• **Written problem**
Where a line of the material contains the string "this", copy that line.

• **Records for the exercise**
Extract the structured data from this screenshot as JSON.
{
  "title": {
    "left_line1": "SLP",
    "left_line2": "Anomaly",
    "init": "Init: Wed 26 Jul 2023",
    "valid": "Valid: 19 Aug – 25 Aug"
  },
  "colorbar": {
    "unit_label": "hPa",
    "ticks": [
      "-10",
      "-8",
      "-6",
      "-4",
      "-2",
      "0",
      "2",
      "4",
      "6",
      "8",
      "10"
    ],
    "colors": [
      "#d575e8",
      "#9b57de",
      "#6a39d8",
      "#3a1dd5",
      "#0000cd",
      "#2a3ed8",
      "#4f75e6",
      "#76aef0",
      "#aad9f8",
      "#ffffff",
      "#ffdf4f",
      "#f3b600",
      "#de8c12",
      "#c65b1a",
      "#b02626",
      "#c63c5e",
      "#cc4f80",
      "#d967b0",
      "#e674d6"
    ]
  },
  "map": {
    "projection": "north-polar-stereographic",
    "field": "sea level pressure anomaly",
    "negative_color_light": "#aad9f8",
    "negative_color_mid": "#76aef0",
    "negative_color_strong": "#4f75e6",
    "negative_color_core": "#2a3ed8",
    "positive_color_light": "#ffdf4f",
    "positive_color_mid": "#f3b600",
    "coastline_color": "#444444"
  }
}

---

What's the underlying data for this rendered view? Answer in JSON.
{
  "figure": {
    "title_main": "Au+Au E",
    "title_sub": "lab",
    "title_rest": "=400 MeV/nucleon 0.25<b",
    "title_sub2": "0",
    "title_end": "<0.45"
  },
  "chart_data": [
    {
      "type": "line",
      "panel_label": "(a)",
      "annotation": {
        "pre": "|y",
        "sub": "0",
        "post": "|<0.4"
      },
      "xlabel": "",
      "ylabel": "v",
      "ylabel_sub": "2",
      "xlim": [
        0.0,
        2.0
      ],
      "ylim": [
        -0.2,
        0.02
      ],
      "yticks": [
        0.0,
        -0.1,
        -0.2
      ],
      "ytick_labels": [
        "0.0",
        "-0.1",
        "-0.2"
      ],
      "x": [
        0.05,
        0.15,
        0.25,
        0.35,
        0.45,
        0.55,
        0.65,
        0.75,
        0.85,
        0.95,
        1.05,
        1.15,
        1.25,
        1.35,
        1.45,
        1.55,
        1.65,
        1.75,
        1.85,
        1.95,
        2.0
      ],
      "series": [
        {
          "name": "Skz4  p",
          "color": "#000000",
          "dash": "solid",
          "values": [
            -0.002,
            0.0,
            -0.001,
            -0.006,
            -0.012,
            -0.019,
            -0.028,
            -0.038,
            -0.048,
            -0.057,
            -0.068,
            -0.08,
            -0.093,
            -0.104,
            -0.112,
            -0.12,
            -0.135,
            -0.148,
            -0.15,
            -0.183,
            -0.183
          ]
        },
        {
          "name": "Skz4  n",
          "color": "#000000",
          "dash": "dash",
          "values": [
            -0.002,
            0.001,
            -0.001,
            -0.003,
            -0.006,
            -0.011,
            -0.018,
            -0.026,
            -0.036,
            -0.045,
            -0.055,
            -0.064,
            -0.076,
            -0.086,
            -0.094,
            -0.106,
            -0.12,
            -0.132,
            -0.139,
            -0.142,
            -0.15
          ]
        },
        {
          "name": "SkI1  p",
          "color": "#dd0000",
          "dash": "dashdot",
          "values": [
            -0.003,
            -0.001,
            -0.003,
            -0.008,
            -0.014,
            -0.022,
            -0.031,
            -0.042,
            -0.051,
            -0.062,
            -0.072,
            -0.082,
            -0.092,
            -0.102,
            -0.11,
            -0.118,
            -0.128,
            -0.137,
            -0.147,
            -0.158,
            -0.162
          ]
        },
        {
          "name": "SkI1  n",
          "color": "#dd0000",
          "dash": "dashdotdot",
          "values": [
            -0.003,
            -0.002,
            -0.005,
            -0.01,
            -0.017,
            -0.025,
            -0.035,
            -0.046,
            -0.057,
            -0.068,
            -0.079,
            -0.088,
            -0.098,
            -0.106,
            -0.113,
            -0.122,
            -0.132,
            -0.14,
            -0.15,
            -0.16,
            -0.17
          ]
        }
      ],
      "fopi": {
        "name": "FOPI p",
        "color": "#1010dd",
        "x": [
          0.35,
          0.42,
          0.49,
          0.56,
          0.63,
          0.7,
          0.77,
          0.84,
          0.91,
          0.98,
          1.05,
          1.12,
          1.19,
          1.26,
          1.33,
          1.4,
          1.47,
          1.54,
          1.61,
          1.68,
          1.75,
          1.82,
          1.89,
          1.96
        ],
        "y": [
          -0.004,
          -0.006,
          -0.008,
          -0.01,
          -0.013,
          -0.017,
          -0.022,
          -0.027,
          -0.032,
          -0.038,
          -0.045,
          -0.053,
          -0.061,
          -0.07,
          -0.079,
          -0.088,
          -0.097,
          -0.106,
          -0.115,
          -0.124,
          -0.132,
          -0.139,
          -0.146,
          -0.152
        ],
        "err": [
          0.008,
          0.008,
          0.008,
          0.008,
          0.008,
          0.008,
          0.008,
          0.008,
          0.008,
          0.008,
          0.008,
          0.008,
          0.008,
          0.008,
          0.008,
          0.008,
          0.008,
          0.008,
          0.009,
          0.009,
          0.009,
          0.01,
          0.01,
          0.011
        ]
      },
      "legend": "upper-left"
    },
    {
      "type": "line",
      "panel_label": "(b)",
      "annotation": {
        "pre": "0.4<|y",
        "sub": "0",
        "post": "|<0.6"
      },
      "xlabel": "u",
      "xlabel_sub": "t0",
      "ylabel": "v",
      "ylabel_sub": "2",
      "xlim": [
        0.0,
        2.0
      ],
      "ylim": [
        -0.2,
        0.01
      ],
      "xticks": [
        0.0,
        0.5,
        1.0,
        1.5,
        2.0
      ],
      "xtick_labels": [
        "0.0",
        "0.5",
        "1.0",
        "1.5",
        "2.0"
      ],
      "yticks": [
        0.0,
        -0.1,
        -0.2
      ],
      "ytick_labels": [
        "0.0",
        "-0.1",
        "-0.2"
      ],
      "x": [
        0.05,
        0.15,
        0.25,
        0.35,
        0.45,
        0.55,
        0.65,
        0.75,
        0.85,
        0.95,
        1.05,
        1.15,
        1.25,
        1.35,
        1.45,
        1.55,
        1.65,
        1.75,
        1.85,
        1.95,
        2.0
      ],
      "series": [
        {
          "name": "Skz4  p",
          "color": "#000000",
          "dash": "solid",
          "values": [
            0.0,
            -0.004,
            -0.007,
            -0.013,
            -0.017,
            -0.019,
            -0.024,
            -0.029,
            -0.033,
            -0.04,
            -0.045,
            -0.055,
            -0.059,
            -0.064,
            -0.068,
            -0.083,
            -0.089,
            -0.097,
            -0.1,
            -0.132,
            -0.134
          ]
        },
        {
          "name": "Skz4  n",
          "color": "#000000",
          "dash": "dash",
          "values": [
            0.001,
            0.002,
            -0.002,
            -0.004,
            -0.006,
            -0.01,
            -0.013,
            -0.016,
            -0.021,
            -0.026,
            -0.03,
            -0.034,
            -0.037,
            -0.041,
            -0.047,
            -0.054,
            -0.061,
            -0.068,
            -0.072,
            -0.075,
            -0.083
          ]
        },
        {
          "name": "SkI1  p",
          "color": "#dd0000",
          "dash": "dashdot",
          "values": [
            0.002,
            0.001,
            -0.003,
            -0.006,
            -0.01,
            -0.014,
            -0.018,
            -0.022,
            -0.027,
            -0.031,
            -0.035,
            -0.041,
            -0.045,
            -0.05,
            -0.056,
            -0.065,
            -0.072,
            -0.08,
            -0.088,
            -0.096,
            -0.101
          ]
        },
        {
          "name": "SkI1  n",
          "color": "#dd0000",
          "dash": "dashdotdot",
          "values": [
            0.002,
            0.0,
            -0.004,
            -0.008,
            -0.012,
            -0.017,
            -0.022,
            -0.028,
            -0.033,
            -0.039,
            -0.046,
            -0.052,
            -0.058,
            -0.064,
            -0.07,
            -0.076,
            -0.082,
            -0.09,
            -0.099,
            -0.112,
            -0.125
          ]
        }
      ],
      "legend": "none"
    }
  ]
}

• **Exercise solution**
Extract the structured data from this screenshot as JSON.
What's the underlying data for this rendered view? Answer in JSON.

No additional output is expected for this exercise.